挑战题目:
**1.** 这篇字符串题解里,KMP 那段代码开头引入了哪些头文件?请全部列出。
**2.** 按这篇字符串题解的做法,把 n 个字符串连起来时,中间用什么字符隔开?
**3.** 请接着这篇字符串题解的最后一行往下续写。

文档片段:
☆ ☆ ☆ ☆ ☆

同样的求height, 枚举s的长度,首先strlen(l)% strlen(s) == 0, 其次, suffix(1)与suffix(1+strlen(s)) 的最长公共前缀 = n - strlen(s), 画个图就很明了了。
当然,这道题不是出给后缀数组的,是出个kmp的,数据出到了100 0000, 倍增是过不了的, 只能用丑陋的DC3
贴个kmp的算了:
# include <cstdlib>
# include <cstdio>
# include <cmath>
# include <cstring>
const int maxn = 1000000+5;
char s[maxn];
int n,i,j, next[maxn];
int main()
{
//freopen("2406.in", "r", stdin);
//freopen("2406.out", "w", stdout);
for (;;)
{
memset(s, 0, sizeof(s));
scanf("%s\n", s+1);
n = strlen(s+1);
if (s[1] == '.') return 0;
for (i = 2, j = 0; i <= n; next[i++] = j)
{
for (;j > 0 && s[j+1] != s[i];j = next[j]);
if (s[i] == s[j+1]) j++;
}
printf("%d\n", n % (n - next[n]) == 0 ? n / (n - next[n]): 1);
}
return 0;
}
poj 3294
求:对于n个字符串,至少出现n div 2+1 个字符串中的 最长字串。
把n个字符串用未出现且不同的字符连接, 同样的二分答案,分组,组内统计即可。
# include <cstdlib>
# include <cstdio>
# include <cstring>
using namespace std;
const int maxn = 100000+5000;
char s[10000+5];
int height[maxn], pret[maxn], sa[maxn], rk[maxn], rank[maxn], stmp[maxn], lis[maxn], a[maxn],id[maxn];
int ans[1000+5];
bool have[1000+5];
int lim, n, i, j, key, len, tot;
void read()
{
scanf("%d", &n); key = 30, tot = 0;
for (i = 1; i <= n; i++)
{
scanf("%s", s+1); len = strlen(s+1);
for (j = 1; j <=len; j++) a[++tot] = s[j] - 'a'+1, id[tot] = i;
a[++tot] = key++; id[tot] = 0;
}
a[tot] = 0;
}
void work_suffix(int n, int m)

☆ ☆ ☆ ☆ ☆

记录摘录:
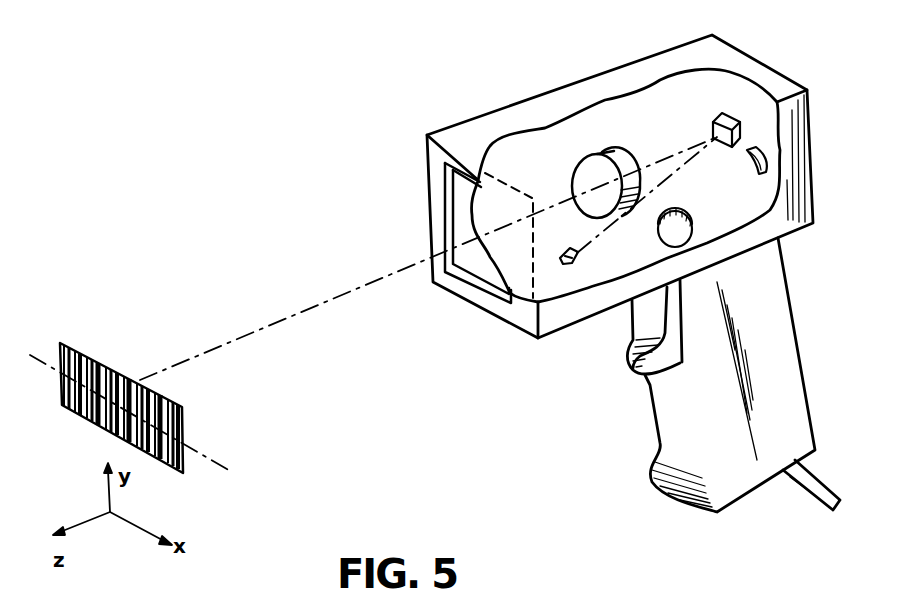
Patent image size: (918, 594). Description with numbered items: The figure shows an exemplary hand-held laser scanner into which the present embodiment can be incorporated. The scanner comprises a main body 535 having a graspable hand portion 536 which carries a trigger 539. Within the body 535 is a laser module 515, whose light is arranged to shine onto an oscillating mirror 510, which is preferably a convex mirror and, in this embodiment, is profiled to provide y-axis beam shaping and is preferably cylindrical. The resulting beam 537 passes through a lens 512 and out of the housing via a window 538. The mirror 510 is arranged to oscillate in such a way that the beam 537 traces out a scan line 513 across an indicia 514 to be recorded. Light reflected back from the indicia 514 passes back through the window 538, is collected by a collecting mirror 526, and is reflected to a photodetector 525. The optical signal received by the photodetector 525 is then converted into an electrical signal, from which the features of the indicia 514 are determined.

The oscillating mirror 510 is at (713, 123).
The lens 512 is at (604, 152).
The scan line 513 is at (45, 362).
The indicia 514 is at (120, 376).
The laser module 515 is at (578, 255).
The photodetector 525 is at (686, 208).
The collecting mirror 526 is at (749, 168).
The main body 535 is at (528, 88).
The graspable hand portion 536 is at (793, 317).
The beam 537 is at (226, 343).
The window 538 is at (462, 190).
The trigger 539 is at (637, 365).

☆ ☆ ☆ ☆ ☆

参考答案:
**1.** <cstdlib>、<cstdio>、<cmath>、<cstring>

**2.** 用没有出现过、而且彼此不同的字符隔开。

**3.**
{
int i, j, p;
for (i = 1; i<=m; i++) pret[i] = 0;
for (i = 1; i<=n; i++) pret[rk[i]=a[i]]++;
for (i = 1; i<=m; i++) pret[i]+= pret[i-1];
for (i = n; i>=1; i--) sa[pret[rk[i]]--] = i;
for (j = 1, p = 0; p < n; j <<=1, m =p)
{
for (p = 0, i = n-j+1; i<=n; i++) lis[++p] = i;
for (i = 1; i <=n; i++) if (sa[i]>j) lis[++p]=sa[i]-j;
for (i = 1; i <=m; i++) pret[i] = 0;
for (i = 1; i <=n; i++) stmp[i]= rk[lis[i]];
for (i = 1; i <=n; i++) pret[stmp[i]]++;
for (i = 1; i <=m; i++) pret[i] += pret[i-1];
for (i = n; i >=1; i--) sa[pret[stmp[i]]--] = lis[i];
for (i = 1; i <=n; i++) lis[i] = rk[i];
for (i = 2, p = 1, rk[sa[1]] = 1; i <=n; i++)
rk[sa[i]] = (lis[sa[i]] == lis[sa[i-1]] && lis[sa[i]+j] ==lis[sa[i-1]+j]) ? p:++p;
}
}
void work_height(int n)
{
int i ,j, p;
for (i = 1; i<=n; i++) rank[sa[i]] = i;
for (i = 1, p =0; i <=n; height[rank[i++]] = p)
for (p?p--:0, j = sa[rank[i]-1]; a[i+p]== a[j+p]; p++);
}
bool check(int mid)
{
int all, i;
if (mid == 0) return true;
memset(ans, 0, sizeof(ans));
for (i = 1; i <=tot; i++)
{
if (height[i] < mid)
{
memset(have, false, sizeof(have));
all = 0;
}
if (id[sa[i]] != 0)
{
int old = all;
if (have[id[sa[i]]] == false) all++, have[id[sa[i]]] = true;
if (all == n / 2 +1 && old < n / 2+1) ans[++ans[0]] = sa[i];
}
}
if (ans[0] != 0 ) return true;
return false;
}
int main()
{
for (;;)
{
read();
if (n == 0) break;
if (n == 1) printf("?\n");
if (n == 1) continue;
work_suffix(tot, key+1);
work_height(tot);
int l, r, mid; lim = n / 2 +1;
for (l = 0, r = tot; l <r;)
{
if (check(mid = l+r+1 >> 1)) l = mid;
else r = mid-1;
}
check(l);
if (l == 0) printf("?\n");
else
{
// printf("%d\n", l);
for (i = 1; i <= ans[0]; i++)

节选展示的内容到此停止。